Consigne écrite 1
Recopiez la liste depuis son début jusqu'à la ligne contenant « city-dot[interactable] (354, 1398, 366, 1410) » incluse, en remplaçant partout « city-label » par « town-label » sans rien modifier d'autre.

Texte affiché
Dans CIBC World Markets Inc c Stenner [Financial Services Ltd.], 2010 CF 397, aux para 19 et 20, le juge Phelan a confirmé qu’une personne ayant employé la marque de commerce avant la date de l’enregistrement satisfait à la définition de « personne intéressée » au titre de l’article 57 de la Loi.

Comme il est indiqué aux présentes, Systems a employé sa marque de commerce au Canada avant l’enregistrement de la marque NORSTEEL, et a donc qualité pour agir dans le cadre de la présente demande.

2. L’acquiescement et la présentation tardive

[22] Toti Holdings invoque l’acquiescement de Systems et la présentation tardive de sa demande comme moyens de défense pleine et entière à la présente demande de radiation. Elle s’appuie sur les éléments qui suivent.

[23] NBL a mené ses activités ouvertement sans rien dissimuler. Elle a été constituée en société en 2001 et exerce ses activités depuis la région de Toronto sous le nom de NORSTEEL. En 2004, NBL a acquis le nom de domaine www.norsteel.com et elle est également propriétaire du nom de site Web www.norsteel.ca. Elle a acquis en 2008 le nom de domaine www.norsteelbuildings.com, qu’elle continue d’utiliser.

Données affichées
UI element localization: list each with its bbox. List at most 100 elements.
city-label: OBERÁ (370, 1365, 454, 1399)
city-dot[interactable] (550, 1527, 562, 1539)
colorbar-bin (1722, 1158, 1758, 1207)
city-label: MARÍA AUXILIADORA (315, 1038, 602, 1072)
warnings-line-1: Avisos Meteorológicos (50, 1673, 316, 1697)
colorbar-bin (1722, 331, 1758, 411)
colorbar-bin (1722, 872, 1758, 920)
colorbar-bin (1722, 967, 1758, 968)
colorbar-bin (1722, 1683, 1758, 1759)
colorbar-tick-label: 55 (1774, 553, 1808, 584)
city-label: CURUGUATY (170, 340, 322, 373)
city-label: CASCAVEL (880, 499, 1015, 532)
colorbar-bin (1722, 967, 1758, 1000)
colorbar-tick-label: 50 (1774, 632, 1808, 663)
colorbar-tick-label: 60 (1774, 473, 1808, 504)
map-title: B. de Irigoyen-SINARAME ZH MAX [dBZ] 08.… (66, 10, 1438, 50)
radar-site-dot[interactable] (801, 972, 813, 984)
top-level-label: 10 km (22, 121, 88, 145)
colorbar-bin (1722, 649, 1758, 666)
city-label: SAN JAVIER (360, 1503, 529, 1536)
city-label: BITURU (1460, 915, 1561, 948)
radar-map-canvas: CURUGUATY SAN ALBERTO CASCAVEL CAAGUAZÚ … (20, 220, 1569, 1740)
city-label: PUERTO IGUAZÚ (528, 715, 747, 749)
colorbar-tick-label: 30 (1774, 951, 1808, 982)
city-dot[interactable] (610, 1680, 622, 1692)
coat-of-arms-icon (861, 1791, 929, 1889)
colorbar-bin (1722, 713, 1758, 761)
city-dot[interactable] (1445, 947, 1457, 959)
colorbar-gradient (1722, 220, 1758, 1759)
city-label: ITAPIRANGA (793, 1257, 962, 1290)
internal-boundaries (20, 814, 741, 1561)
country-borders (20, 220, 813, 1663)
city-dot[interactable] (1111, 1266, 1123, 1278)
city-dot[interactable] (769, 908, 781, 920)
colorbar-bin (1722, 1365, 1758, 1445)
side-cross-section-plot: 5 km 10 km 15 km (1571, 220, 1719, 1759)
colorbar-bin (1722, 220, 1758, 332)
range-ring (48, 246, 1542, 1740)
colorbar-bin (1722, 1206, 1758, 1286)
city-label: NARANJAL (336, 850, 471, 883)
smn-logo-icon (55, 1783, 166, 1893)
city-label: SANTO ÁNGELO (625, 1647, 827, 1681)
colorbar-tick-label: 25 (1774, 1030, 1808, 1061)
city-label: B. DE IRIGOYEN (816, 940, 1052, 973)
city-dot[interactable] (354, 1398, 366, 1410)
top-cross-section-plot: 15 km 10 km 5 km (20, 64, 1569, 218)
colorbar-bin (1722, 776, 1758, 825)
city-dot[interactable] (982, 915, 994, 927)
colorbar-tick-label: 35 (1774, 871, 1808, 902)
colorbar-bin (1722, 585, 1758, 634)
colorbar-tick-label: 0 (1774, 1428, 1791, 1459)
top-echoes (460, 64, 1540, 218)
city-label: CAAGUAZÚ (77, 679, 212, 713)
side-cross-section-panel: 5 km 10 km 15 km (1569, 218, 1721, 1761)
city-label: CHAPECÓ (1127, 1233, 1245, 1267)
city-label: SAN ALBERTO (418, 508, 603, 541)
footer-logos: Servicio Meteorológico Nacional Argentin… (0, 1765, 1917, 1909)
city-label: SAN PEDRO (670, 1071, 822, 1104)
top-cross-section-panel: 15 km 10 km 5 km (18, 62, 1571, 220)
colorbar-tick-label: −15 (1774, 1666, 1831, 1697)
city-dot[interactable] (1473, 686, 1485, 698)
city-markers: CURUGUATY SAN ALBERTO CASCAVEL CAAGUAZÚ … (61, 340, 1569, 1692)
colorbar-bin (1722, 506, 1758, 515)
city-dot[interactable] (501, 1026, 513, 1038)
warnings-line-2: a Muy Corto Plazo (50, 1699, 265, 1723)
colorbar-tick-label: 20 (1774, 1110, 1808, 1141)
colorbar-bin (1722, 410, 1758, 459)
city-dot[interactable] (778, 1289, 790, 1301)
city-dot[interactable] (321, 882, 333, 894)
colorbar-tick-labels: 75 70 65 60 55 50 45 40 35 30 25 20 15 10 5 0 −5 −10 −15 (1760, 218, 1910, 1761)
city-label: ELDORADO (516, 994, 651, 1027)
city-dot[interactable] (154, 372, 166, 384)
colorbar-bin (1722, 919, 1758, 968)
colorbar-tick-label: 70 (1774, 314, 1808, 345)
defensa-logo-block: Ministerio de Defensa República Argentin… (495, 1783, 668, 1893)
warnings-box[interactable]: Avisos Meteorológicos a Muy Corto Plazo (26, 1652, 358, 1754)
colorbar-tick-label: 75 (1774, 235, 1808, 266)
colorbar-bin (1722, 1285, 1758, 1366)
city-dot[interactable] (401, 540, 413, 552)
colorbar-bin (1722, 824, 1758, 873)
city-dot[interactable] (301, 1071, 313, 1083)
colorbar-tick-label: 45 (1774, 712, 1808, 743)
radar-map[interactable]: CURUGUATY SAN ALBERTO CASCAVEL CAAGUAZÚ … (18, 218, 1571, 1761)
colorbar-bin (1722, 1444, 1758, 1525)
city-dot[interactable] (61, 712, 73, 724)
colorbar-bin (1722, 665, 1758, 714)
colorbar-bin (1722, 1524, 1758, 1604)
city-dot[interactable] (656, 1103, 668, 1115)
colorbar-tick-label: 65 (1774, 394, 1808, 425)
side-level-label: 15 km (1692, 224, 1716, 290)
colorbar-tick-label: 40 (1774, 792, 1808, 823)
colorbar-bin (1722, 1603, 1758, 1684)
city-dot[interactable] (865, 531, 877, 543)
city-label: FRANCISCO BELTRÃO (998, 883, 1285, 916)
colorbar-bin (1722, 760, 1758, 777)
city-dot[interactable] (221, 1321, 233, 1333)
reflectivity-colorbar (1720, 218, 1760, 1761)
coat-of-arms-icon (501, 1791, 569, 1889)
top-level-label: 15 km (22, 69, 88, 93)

Consigne écrite 2
Traduisez en anglais la phrase suivante du texte affiché : « En 2004, NBL a acquis le nom de domaine www.norsteel.com et elle est également propriétaire du nom de site Web www.norsteel.ca. »

Corrigé détaillé 1
UI element localization: list each with its bbox. List at most 100 elements.
town-label: OBERÁ (370, 1365, 454, 1399)
city-dot[interactable] (550, 1527, 562, 1539)
colorbar-bin (1722, 1158, 1758, 1207)
town-label: MARÍA AUXILIADORA (315, 1038, 602, 1072)
warnings-line-1: Avisos Meteorológicos (50, 1673, 316, 1697)
colorbar-bin (1722, 331, 1758, 411)
colorbar-bin (1722, 872, 1758, 920)
colorbar-bin (1722, 967, 1758, 968)
colorbar-bin (1722, 1683, 1758, 1759)
colorbar-tick-label: 55 (1774, 553, 1808, 584)
town-label: CURUGUATY (170, 340, 322, 373)
town-label: CASCAVEL (880, 499, 1015, 532)
colorbar-bin (1722, 967, 1758, 1000)
colorbar-tick-label: 50 (1774, 632, 1808, 663)
colorbar-tick-label: 60 (1774, 473, 1808, 504)
map-title: B. de Irigoyen-SINARAME ZH MAX [dBZ] 08.… (66, 10, 1438, 50)
radar-site-dot[interactable] (801, 972, 813, 984)
top-level-label: 10 km (22, 121, 88, 145)
colorbar-bin (1722, 649, 1758, 666)
town-label: SAN JAVIER (360, 1503, 529, 1536)
town-label: BITURU (1460, 915, 1561, 948)
radar-map-canvas: CURUGUATY SAN ALBERTO CASCAVEL CAAGUAZÚ … (20, 220, 1569, 1740)
town-label: PUERTO IGUAZÚ (528, 715, 747, 749)
colorbar-tick-label: 30 (1774, 951, 1808, 982)
city-dot[interactable] (610, 1680, 622, 1692)
coat-of-arms-icon (861, 1791, 929, 1889)
colorbar-bin (1722, 713, 1758, 761)
city-dot[interactable] (1445, 947, 1457, 959)
colorbar-gradient (1722, 220, 1758, 1759)
town-label: ITAPIRANGA (793, 1257, 962, 1290)
internal-boundaries (20, 814, 741, 1561)
country-borders (20, 220, 813, 1663)
city-dot[interactable] (1111, 1266, 1123, 1278)
city-dot[interactable] (769, 908, 781, 920)
colorbar-bin (1722, 1365, 1758, 1445)
side-cross-section-plot: 5 km 10 km 15 km (1571, 220, 1719, 1759)
colorbar-bin (1722, 220, 1758, 332)
range-ring (48, 246, 1542, 1740)
colorbar-bin (1722, 1206, 1758, 1286)
town-label: NARANJAL (336, 850, 471, 883)
smn-logo-icon (55, 1783, 166, 1893)
town-label: SANTO ÁNGELO (625, 1647, 827, 1681)
colorbar-tick-label: 25 (1774, 1030, 1808, 1061)
town-label: B. DE IRIGOYEN (816, 940, 1052, 973)
city-dot[interactable] (354, 1398, 366, 1410)

Corrigé détaillé 2
In 2004, NBL acquired the domain name www.norsteel.com, and it also owns the website name www.norsteel.ca.